[WHAT TO DO]
Find how many lines hold the word "requesting" and give that number only.
--- start PROVIDED DATA ---
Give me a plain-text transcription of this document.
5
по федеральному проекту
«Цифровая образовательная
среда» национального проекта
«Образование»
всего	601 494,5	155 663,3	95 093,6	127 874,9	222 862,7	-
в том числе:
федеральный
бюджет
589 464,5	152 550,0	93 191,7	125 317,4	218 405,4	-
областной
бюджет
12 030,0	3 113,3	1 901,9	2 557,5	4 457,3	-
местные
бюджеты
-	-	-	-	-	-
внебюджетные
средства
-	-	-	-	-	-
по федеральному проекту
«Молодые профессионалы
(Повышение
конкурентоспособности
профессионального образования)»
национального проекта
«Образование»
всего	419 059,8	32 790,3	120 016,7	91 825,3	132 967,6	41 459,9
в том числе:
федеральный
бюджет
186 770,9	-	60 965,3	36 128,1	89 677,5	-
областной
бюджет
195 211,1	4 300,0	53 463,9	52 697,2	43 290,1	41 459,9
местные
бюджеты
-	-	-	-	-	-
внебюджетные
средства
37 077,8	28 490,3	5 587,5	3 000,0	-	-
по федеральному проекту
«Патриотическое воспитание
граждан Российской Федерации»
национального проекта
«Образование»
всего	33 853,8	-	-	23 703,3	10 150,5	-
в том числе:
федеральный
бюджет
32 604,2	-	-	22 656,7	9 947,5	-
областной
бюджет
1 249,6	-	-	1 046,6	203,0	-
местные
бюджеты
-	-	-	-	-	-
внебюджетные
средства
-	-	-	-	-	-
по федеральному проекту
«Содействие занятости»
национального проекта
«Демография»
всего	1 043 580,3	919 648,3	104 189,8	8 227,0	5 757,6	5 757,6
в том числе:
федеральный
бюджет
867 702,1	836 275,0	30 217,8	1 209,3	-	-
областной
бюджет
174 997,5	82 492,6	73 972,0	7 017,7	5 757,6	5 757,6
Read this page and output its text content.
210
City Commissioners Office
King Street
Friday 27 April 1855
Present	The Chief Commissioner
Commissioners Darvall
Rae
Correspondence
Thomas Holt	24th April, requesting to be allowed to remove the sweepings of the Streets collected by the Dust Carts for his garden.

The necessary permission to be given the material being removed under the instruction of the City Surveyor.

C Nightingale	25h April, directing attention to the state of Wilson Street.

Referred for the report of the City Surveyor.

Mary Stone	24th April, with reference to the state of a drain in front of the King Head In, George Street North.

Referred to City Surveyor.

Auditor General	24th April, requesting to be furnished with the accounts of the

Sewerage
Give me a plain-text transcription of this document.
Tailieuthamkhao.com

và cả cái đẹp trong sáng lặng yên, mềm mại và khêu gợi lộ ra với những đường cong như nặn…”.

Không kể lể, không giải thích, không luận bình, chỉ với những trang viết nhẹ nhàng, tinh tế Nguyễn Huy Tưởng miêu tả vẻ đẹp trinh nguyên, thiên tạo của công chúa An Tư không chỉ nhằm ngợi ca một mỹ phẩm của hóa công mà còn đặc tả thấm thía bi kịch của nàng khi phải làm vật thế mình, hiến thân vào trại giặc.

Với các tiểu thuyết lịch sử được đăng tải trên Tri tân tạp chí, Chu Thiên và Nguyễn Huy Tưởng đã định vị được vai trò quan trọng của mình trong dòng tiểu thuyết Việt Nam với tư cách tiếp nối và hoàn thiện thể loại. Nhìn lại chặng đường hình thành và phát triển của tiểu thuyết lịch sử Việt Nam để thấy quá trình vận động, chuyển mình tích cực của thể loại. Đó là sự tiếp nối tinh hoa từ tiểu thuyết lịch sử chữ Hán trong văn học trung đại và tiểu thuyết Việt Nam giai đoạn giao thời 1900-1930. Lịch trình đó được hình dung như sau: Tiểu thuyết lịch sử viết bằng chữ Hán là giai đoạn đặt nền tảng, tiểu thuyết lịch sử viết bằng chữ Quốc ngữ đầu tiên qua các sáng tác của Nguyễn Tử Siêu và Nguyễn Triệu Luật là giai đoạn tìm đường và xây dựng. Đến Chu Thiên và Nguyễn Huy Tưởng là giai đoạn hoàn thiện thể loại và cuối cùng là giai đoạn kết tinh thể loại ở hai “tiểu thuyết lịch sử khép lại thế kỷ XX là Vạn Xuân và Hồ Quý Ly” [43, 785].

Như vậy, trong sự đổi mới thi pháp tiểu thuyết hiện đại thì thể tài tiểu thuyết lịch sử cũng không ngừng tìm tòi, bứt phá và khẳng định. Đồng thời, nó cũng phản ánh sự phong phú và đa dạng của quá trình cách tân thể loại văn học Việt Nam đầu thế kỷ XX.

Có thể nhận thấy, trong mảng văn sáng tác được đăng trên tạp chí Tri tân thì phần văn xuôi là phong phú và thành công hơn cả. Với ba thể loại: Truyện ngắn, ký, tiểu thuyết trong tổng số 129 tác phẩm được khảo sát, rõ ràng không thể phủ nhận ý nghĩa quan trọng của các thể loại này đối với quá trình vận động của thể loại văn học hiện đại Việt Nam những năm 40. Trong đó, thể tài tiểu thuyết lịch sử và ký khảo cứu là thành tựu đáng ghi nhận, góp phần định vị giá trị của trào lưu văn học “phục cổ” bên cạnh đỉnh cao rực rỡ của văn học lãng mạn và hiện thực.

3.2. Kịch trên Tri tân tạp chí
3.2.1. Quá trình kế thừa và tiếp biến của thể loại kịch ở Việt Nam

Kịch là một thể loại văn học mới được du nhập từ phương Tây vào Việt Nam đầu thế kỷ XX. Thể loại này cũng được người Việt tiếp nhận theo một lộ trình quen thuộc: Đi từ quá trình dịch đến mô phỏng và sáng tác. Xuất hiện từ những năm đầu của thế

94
--- end PROVIDED DATA ---
[TASK OUTPUT]
2